# [Written problem]
Find every line in the records below that holds the word "gift" and copy it.

[Items listed in a dataset]
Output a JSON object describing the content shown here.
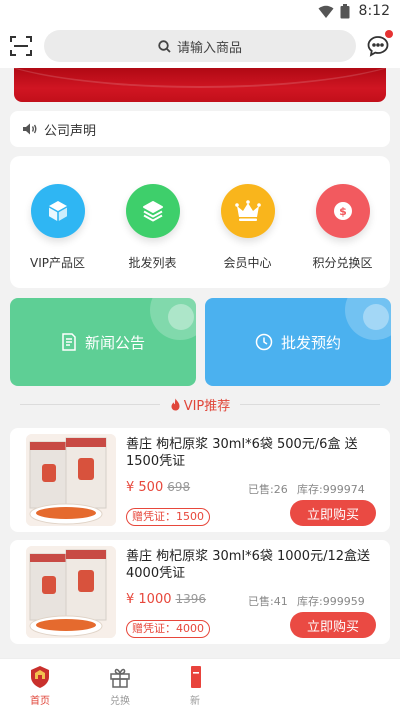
{
  "status_bar": {
    "time": "8:12"
  },
  "header": {
    "search_placeholder": "请输入商品",
    "icons": [
      "scan-icon",
      "search-icon",
      "chat-icon"
    ]
  },
  "notice": {
    "text": "公司声明",
    "icon": "speaker-icon"
  },
  "shortcuts": [
    {
      "label": "VIP产品区",
      "icon": "cube-icon",
      "color": "#2fb6f3"
    },
    {
      "label": "批发列表",
      "icon": "layers-icon",
      "color": "#3ecf6b"
    },
    {
      "label": "会员中心",
      "icon": "crown-icon",
      "color": "#f9b51c"
    },
    {
      "label": "积分兑换区",
      "icon": "coin-icon",
      "color": "#f25a5f"
    }
  ],
  "big_buttons": {
    "news": {
      "label": "新闻公告",
      "icon": "document-icon",
      "color": "#5ecf95"
    },
    "booking": {
      "label": "批发预约",
      "icon": "clock-icon",
      "color": "#4bb1ef"
    }
  },
  "section": {
    "title": "VIP推荐"
  },
  "products": [
    {
      "name": "善庄 枸杞原浆 30ml*6袋 500元/6盒 送1500凭证",
      "price": "¥ 500",
      "orig_price": "698",
      "sold": "已售:26",
      "stock": "库存:999974",
      "gift": "赠凭证：1500",
      "buy_label": "立即购买"
    },
    {
      "name": "善庄 枸杞原浆 30ml*6袋 1000元/12盒送4000凭证",
      "price": "¥ 1000",
      "orig_price": "1396",
      "sold": "已售:41",
      "stock": "库存:999959",
      "gift": "赠凭证：4000",
      "buy_label": "立即购买"
    }
  ],
  "tab_bar": [
    {
      "label": "首页",
      "icon": "home-emblem-icon",
      "active": true
    },
    {
      "label": "兑换",
      "icon": "gift-icon",
      "active": false
    },
    {
      "label": "新",
      "icon": "new-icon",
      "active": false
    }
  ],
  "colors": {
    "accent": "#e7473b",
    "banner": "#c20f1a"
  }
}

# [Final result]
      "gift": "赠凭证：1500",
      "gift": "赠凭证：4000",
      "icon": "gift-icon",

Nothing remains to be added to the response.